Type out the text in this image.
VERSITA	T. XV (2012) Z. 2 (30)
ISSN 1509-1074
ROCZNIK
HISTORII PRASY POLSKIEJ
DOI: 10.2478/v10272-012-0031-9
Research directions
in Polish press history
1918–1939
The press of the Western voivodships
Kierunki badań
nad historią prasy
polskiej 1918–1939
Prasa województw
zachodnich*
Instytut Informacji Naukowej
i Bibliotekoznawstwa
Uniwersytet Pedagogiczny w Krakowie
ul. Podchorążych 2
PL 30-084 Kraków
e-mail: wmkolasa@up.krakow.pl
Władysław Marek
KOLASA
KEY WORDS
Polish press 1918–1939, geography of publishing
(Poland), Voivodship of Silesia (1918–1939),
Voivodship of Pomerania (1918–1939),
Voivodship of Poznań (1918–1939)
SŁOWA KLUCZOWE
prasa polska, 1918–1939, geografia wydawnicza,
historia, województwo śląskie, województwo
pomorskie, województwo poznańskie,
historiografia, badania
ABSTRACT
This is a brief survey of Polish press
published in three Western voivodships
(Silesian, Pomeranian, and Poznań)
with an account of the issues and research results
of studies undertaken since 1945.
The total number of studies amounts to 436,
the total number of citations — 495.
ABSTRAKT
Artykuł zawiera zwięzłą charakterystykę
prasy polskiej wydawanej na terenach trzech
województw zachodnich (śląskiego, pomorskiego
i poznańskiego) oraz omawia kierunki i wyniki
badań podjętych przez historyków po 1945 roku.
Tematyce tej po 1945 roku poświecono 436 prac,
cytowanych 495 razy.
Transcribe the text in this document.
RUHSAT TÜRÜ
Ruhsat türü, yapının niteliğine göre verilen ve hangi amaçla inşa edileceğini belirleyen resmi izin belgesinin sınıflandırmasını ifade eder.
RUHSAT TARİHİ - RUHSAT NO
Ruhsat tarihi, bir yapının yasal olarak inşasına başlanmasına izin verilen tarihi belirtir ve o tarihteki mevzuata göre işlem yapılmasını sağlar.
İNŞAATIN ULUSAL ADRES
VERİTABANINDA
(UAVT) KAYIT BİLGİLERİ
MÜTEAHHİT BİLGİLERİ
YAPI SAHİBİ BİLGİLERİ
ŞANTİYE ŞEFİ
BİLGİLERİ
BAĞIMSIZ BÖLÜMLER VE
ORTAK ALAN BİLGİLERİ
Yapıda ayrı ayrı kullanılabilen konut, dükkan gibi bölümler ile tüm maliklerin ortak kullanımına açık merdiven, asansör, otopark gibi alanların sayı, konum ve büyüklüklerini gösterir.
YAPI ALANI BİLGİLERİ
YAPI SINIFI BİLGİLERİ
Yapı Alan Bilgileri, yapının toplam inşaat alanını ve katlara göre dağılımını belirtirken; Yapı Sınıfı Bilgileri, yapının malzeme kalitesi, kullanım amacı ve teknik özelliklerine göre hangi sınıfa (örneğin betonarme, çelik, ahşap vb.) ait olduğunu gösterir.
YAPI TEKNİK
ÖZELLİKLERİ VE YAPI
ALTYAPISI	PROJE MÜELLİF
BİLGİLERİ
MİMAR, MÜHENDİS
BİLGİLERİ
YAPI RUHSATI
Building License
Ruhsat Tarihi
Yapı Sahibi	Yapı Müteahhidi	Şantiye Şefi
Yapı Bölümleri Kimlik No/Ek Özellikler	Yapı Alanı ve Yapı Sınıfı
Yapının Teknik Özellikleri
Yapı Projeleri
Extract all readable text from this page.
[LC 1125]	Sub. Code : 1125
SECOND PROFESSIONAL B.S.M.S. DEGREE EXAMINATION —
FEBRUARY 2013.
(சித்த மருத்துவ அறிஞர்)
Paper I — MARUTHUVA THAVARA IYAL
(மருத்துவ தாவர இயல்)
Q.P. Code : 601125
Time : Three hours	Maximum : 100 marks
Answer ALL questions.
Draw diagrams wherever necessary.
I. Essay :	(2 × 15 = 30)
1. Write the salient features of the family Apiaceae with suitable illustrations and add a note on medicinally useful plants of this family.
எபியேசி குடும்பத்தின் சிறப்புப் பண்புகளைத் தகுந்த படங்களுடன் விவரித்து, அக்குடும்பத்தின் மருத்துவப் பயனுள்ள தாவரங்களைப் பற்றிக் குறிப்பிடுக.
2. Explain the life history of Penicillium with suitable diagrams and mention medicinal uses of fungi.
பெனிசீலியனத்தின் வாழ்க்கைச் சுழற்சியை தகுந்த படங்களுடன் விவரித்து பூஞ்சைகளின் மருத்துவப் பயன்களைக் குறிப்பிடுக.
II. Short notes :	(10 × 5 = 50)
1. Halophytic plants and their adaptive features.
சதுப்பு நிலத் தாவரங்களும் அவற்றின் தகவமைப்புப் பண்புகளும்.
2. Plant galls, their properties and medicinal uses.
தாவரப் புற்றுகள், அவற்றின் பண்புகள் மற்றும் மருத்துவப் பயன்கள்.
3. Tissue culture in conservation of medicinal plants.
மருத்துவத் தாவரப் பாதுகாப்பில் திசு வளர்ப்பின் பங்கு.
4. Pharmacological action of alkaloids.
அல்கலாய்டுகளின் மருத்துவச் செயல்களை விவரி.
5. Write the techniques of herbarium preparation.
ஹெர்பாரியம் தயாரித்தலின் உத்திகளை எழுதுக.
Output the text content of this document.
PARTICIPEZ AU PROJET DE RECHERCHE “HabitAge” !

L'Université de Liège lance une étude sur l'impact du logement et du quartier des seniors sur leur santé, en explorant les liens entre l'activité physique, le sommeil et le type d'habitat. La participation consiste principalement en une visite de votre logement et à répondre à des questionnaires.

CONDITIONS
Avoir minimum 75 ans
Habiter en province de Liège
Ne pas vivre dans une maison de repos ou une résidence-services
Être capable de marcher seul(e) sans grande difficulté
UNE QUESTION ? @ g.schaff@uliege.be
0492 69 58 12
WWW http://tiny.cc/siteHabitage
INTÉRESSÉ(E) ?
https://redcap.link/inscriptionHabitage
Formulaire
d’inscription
• • • •
Repeat the lines above exactly.

Type out the text in this image.
VERSITA	T. XV (2012) Z. 2 (30)
ISSN 1509-1074
ROCZNIK
HISTORII PRASY POLSKIEJ
DOI: 10.2478/v10272-012-0031-9
Research directions
in Polish press history
1918–1939
The press of the Western voivodships
Kierunki badań
nad historią prasy
polskiej 1918–1939
Prasa województw
zachodnich*
Instytut Informacji Naukowej
i Bibliotekoznawstwa
Uniwersytet Pedagogiczny w Krakowie
ul. Podchorążych 2
PL 30-084 Kraków
e-mail: wmkolasa@up.krakow.pl
Władysław Marek
KOLASA
KEY WORDS
Polish press 1918–1939, geography of publishing
(Poland), Voivodship of Silesia (1918–1939),
Voivodship of Pomerania (1918–1939),
Voivodship of Poznań (1918–1939)
SŁOWA KLUCZOWE
prasa polska, 1918–1939, geografia wydawnicza,
historia, województwo śląskie, województwo
pomorskie, województwo poznańskie,
historiografia, badania
ABSTRACT
This is a brief survey of Polish press
published in three Western voivodships
(Silesian, Pomeranian, and Poznań)
with an account of the issues and research results
of studies undertaken since 1945.
The total number of studies amounts to 436,
the total number of citations — 495.
ABSTRAKT
Artykuł zawiera zwięzłą charakterystykę
prasy polskiej wydawanej na terenach trzech
województw zachodnich (śląskiego, pomorskiego
i poznańskiego) oraz omawia kierunki i wyniki
badań podjętych przez historyków po 1945 roku.
Tematyce tej po 1945 roku poświecono 436 prac,
cytowanych 495 razy.
Transcribe the text in this document.
RUHSAT TÜRÜ
Ruhsat türü, yapının niteliğine göre verilen ve hangi amaçla inşa edileceğini belirleyen resmi izin belgesinin sınıflandırmasını ifade eder.
RUHSAT TARİHİ - RUHSAT NO
Ruhsat tarihi, bir yapının yasal olarak inşasına başlanmasına izin verilen tarihi belirtir ve o tarihteki mevzuata göre işlem yapılmasını sağlar.
İNŞAATIN ULUSAL ADRES
VERİTABANINDA
(UAVT) KAYIT BİLGİLERİ
MÜTEAHHİT BİLGİLERİ
YAPI SAHİBİ BİLGİLERİ
ŞANTİYE ŞEFİ
BİLGİLERİ
BAĞIMSIZ BÖLÜMLER VE
ORTAK ALAN BİLGİLERİ
Yapıda ayrı ayrı kullanılabilen konut, dükkan gibi bölümler ile tüm maliklerin ortak kullanımına açık merdiven, asansör, otopark gibi alanların sayı, konum ve büyüklüklerini gösterir.
YAPI ALANI BİLGİLERİ
YAPI SINIFI BİLGİLERİ
Yapı Alan Bilgileri, yapının toplam inşaat alanını ve katlara göre dağılımını belirtirken; Yapı Sınıfı Bilgileri, yapının malzeme kalitesi, kullanım amacı ve teknik özelliklerine göre hangi sınıfa (örneğin betonarme, çelik, ahşap vb.) ait olduğunu gösterir.
YAPI TEKNİK
ÖZELLİKLERİ VE YAPI
ALTYAPISI	PROJE MÜELLİF
BİLGİLERİ
MİMAR, MÜHENDİS
BİLGİLERİ
YAPI RUHSATI
Building License
Ruhsat Tarihi
Yapı Sahibi	Yapı Müteahhidi	Şantiye Şefi
Yapı Bölümleri Kimlik No/Ek Özellikler	Yapı Alanı ve Yapı Sınıfı
Yapının Teknik Özellikleri
Yapı Projeleri
Extract all readable text from this page.
[LC 1125]	Sub. Code : 1125
SECOND PROFESSIONAL B.S.M.S. DEGREE EXAMINATION —
FEBRUARY 2013.
(சித்த மருத்துவ அறிஞர்)
Paper I — MARUTHUVA THAVARA IYAL
(மருத்துவ தாவர இயல்)
Q.P. Code : 601125
Time : Three hours	Maximum : 100 marks
Answer ALL questions.
Draw diagrams wherever necessary.
I. Essay :	(2 × 15 = 30)
1. Write the salient features of the family Apiaceae with suitable illustrations and add a note on medicinally useful plants of this family.
எபியேசி குடும்பத்தின் சிறப்புப் பண்புகளைத் தகுந்த படங்களுடன் விவரித்து, அக்குடும்பத்தின் மருத்துவப் பயனுள்ள தாவரங்களைப் பற்றிக் குறிப்பிடுக.
2. Explain the life history of Penicillium with suitable diagrams and mention medicinal uses of fungi.
பெனிசீலியனத்தின் வாழ்க்கைச் சுழற்சியை தகுந்த படங்களுடன் விவரித்து பூஞ்சைகளின் மருத்துவப் பயன்களைக் குறிப்பிடுக.
II. Short notes :	(10 × 5 = 50)
1. Halophytic plants and their adaptive features.
சதுப்பு நிலத் தாவரங்களும் அவற்றின் தகவமைப்புப் பண்புகளும்.
2. Plant galls, their properties and medicinal uses.
தாவரப் புற்றுகள், அவற்றின் பண்புகள் மற்றும் மருத்துவப் பயன்கள்.
3. Tissue culture in conservation of medicinal plants.
மருத்துவத் தாவரப் பாதுகாப்பில் திசு வளர்ப்பின் பங்கு.
4. Pharmacological action of alkaloids.
அல்கலாய்டுகளின் மருத்துவச் செயல்களை விவரி.
5. Write the techniques of herbarium preparation.
ஹெர்பாரியம் தயாரித்தலின் உத்திகளை எழுதுக.
Output the text content of this document.
PARTICIPEZ AU PROJET DE RECHERCHE “HabitAge” !

L'Université de Liège lance une étude sur l'impact du logement et du quartier des seniors sur leur santé, en explorant les liens entre l'activité physique, le sommeil et le type d'habitat. La participation consiste principalement en une visite de votre logement et à répondre à des questionnaires.

CONDITIONS
Avoir minimum 75 ans
Habiter en province de Liège
Ne pas vivre dans une maison de repos ou une résidence-services
Être capable de marcher seul(e) sans grande difficulté
UNE QUESTION ? @ g.schaff@uliege.be
0492 69 58 12
WWW http://tiny.cc/siteHabitage
INTÉRESSÉ(E) ?
https://redcap.link/inscriptionHabitage
Formulaire
d’inscription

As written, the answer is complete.